Problems ▸
A. Can you answer these from the passage on Billy Graham and the presidents?
(i) With which president did Graham's visits to the White House begin?
(ii) Which two presidents was Graham especially close to?
(iii) In what year did Graham die?
B. Carry on the passage about Billy Graham and American presidents, picking up after its final sentence.

Text to read ▸
━━━━━━━━
Graham as counselor to the presidents, evangelical leader, and technological innovator

Of course American historians look at Billy Graham, and they see him not only as the paragon of American evangelism, but they also see him as the counselor to presidents, raising very interesting issues about the relationship between church and state, and Christianity and politics. Beginning with President Harry Truman, Billy Graham had visited and basically become a confidante of almost every American president. His encounter with President Truman was by his own reflective estimation not a complete success. After meeting with the president, he spoke outside to reporters and he spoke of his conversation with the president. That was considered to be entirely out of bounds, ending up with Harry Truman very offended by the comments that Billy Graham had made, not so much by what he said but that he spoke at all about their meeting in confidence in the Oval Office.

Thereafter, Billy Graham was very careful to be circumspect about his conversation with presidents, but it can be argued that the presidents were thereafter a good deal less circumspect about their conversations with Doctor Graham. It is now known that Doctor Graham had been very close to two presidents in particular, and they are two of the most morally complex presidents in the nation’s history. One after the other, Billy Graham had become an essential confidante to President Lyndon Baines Johnson, and to President Richard Milhous Nixon. Both of them of course have a very mixed verdict in history, and the relationship with both of them became very complex for Billy Graham. But the important thing to recognize is that American presidents, Democrats and Republicans, one after another all the way from Harry Truman to President Barack Obama, understood that it was to their political advantage to be seen as being a friend to Billy Graham.

I state that because at our current moment it points to the difference that is represented by the displacement of American evangelicalism. Back during that period, say from 1949 to the end of Doctor Graham’s active crusades, there was no question that American evangelicalism was moving further into the mainstream of American culture, but by the time you get to the year 2018, the year of Doctor Graham’s death, it is abundantly clear that that mainstream culture is becoming more and more resistant to biblically-based evangelical Christianity. It’s also interesting to consider what we learn by looking at the life and ministry of Billy Graham as we think about the changing theological scene in the United States.
━━━━━━━━
Labeled region entries
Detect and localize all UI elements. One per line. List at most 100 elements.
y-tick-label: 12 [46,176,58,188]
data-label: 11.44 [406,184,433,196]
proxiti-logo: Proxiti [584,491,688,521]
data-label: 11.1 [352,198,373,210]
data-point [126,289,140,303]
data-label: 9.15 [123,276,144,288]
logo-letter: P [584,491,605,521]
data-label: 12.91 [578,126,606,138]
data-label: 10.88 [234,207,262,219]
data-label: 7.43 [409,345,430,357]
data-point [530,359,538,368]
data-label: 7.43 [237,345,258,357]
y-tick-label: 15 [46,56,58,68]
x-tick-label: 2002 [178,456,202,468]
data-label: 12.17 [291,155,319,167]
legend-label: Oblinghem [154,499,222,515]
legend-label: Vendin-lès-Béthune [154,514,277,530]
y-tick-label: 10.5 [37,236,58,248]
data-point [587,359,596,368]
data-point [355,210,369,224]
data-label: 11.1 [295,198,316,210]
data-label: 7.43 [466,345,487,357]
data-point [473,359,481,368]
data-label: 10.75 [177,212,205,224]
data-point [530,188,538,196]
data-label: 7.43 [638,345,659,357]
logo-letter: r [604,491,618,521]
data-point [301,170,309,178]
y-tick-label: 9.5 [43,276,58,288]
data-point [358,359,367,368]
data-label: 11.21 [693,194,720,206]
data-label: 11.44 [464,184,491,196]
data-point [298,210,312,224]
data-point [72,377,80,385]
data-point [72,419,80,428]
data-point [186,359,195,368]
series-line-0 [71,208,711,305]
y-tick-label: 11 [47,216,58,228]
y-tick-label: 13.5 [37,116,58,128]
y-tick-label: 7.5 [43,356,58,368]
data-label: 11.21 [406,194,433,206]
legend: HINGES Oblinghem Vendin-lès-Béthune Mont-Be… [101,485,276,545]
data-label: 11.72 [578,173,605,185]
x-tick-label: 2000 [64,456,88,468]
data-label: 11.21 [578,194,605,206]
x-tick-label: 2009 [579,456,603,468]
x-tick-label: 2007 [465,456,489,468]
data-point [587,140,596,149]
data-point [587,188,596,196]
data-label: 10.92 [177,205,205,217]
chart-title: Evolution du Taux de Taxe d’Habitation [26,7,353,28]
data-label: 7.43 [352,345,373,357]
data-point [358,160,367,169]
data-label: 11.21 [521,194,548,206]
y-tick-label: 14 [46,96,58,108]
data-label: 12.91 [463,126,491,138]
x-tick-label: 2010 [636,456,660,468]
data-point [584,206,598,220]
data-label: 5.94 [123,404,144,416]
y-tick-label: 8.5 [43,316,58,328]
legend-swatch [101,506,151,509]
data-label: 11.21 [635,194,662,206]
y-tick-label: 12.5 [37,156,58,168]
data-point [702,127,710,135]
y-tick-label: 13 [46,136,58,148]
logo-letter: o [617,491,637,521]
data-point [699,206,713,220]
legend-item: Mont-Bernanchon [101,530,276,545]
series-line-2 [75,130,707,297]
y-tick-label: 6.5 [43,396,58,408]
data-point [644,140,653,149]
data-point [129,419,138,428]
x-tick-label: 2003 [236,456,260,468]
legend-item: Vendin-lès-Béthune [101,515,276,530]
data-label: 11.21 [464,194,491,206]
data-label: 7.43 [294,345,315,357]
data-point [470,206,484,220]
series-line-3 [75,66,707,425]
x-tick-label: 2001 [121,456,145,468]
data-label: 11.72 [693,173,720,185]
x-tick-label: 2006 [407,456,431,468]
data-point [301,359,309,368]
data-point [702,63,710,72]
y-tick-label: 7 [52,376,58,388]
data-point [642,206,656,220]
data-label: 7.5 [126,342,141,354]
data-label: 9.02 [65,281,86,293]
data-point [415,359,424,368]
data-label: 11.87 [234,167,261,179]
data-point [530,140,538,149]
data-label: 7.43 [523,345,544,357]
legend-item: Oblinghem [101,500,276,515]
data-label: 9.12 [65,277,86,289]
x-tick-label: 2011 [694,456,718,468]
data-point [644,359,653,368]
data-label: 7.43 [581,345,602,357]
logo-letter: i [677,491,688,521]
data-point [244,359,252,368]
━━━━━━━━
Results by task ▸
A.
(i) Harry Truman
(ii) Lyndon Baines Johnson and Richard Milhous Nixon
(iii) 2018

B.
Back when Billy Graham began his crusade, he was largely dismissed by mainline Protestantism. By the time you get to the New York Crusade in 1957, the towering figure of mainline Protestant theology, Reinhold Niebuhr of Union Theological Seminary in New York City, dismissed him out of hand. Niebuhr argued that Billy Graham preached an overly simplistic gospel. Billy Graham’s response was if you looked in the New Testament, the Gospel is very simple. It is simple enough for every sinner to understand, and Billy Graham understood his responsibility not to make the Gospel more complex but rather to make that simple gospel present into the lives of people who would hear; and hearing, would believe; and believing, would be saved.

But part of what made mainline Protestants so resistant to Billy Graham was also their accusation that he had made himself effectively a pioneer in the religious use of technology. Billy Graham was promoted by newspapers, he quickly seized upon the medium of radio, but he more than any other major Christian leader in the United States understood the opportunity that was represented by the new technology of television. In one sense you could almost say that Billy Graham was made for television, and television was made for Billy Graham. More than any other Christian leader, he understood that the future was then in television and he used it in order to multiply his ministry.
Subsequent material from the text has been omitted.